Search the listing for "kind" and copy every line where it appears.

*LISTING*:
══════════════════════════════

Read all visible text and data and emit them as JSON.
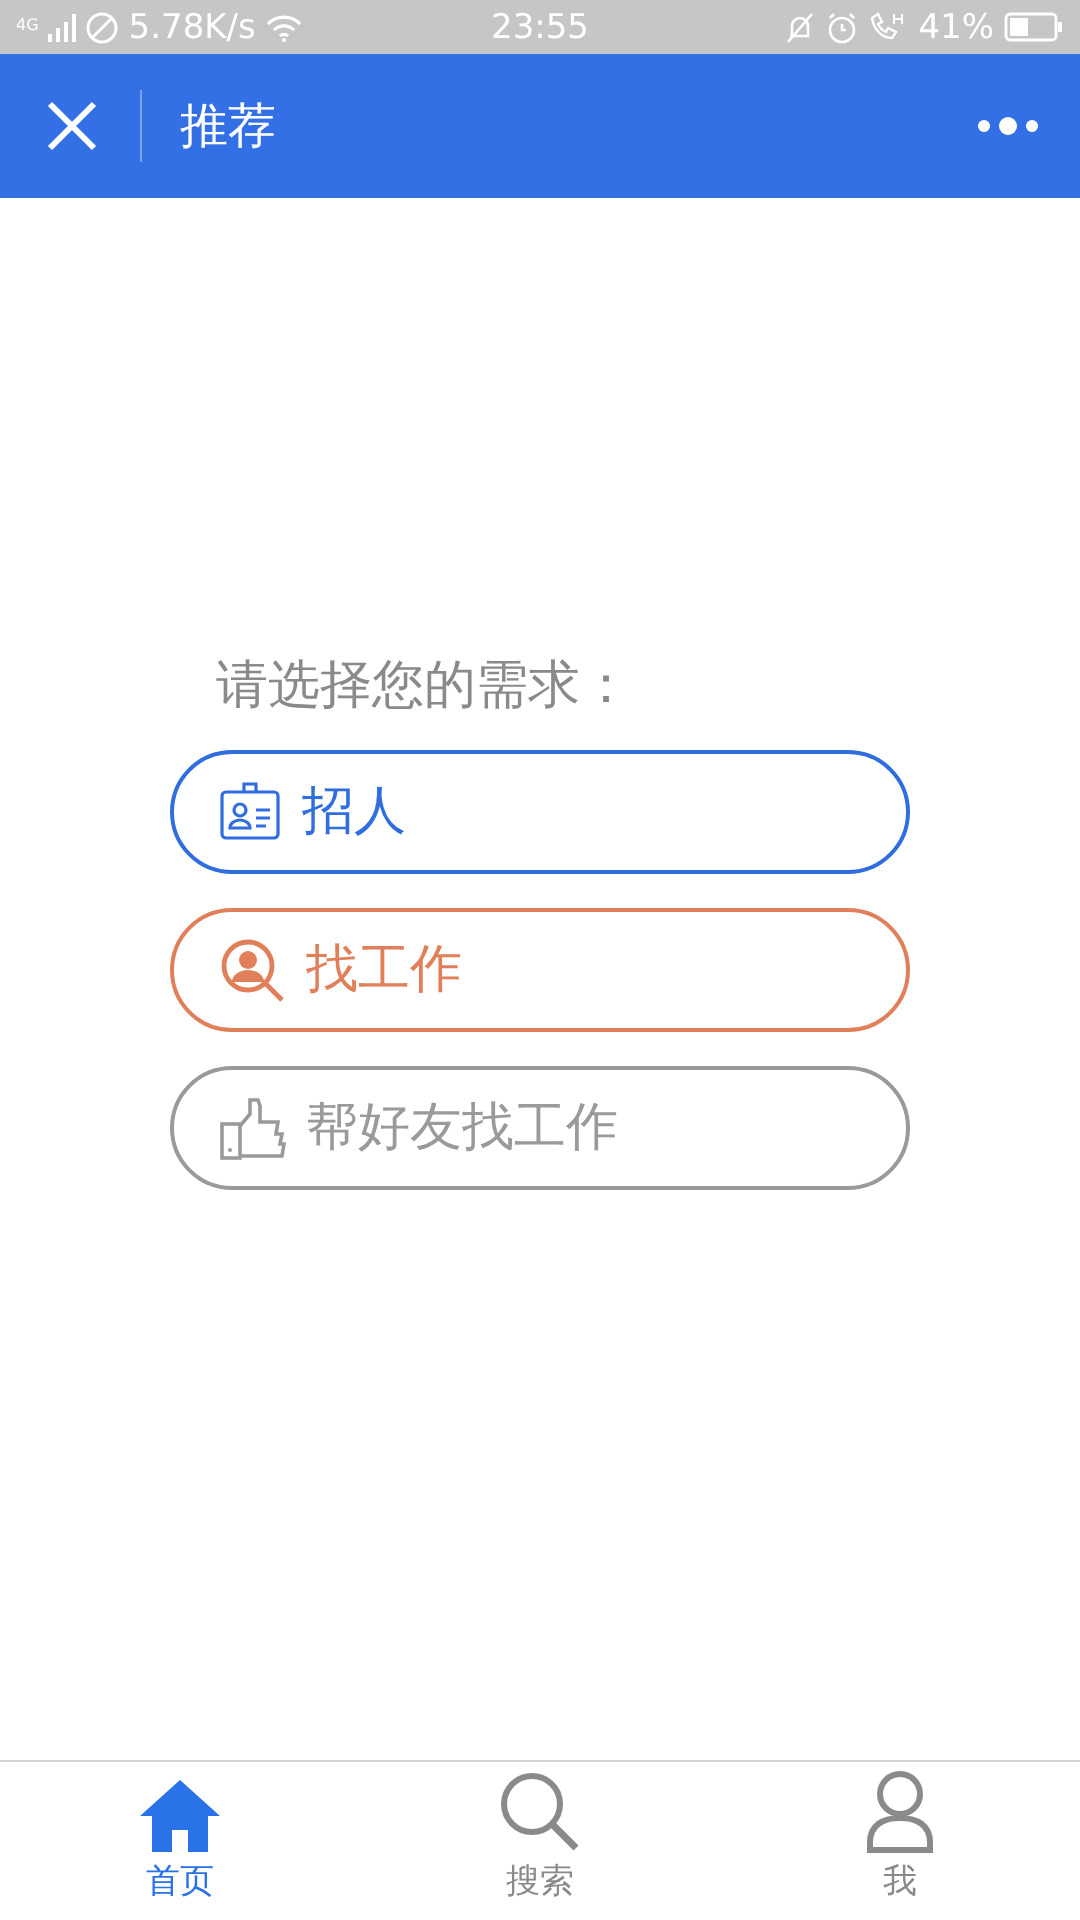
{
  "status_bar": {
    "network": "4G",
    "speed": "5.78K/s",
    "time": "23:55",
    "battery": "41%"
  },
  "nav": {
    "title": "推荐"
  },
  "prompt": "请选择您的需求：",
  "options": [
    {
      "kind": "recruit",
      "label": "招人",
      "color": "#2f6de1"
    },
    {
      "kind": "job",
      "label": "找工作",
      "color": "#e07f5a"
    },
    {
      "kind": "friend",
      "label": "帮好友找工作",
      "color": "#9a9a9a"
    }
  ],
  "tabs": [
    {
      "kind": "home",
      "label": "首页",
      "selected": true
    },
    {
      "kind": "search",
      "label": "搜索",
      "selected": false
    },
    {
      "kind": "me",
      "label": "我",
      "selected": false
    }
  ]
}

══════════════════════════════

*FINAL RESULT*:
      "kind": "recruit",
      "kind": "job",
      "kind": "friend",
      "kind": "home",
      "kind": "search",
      "kind": "me",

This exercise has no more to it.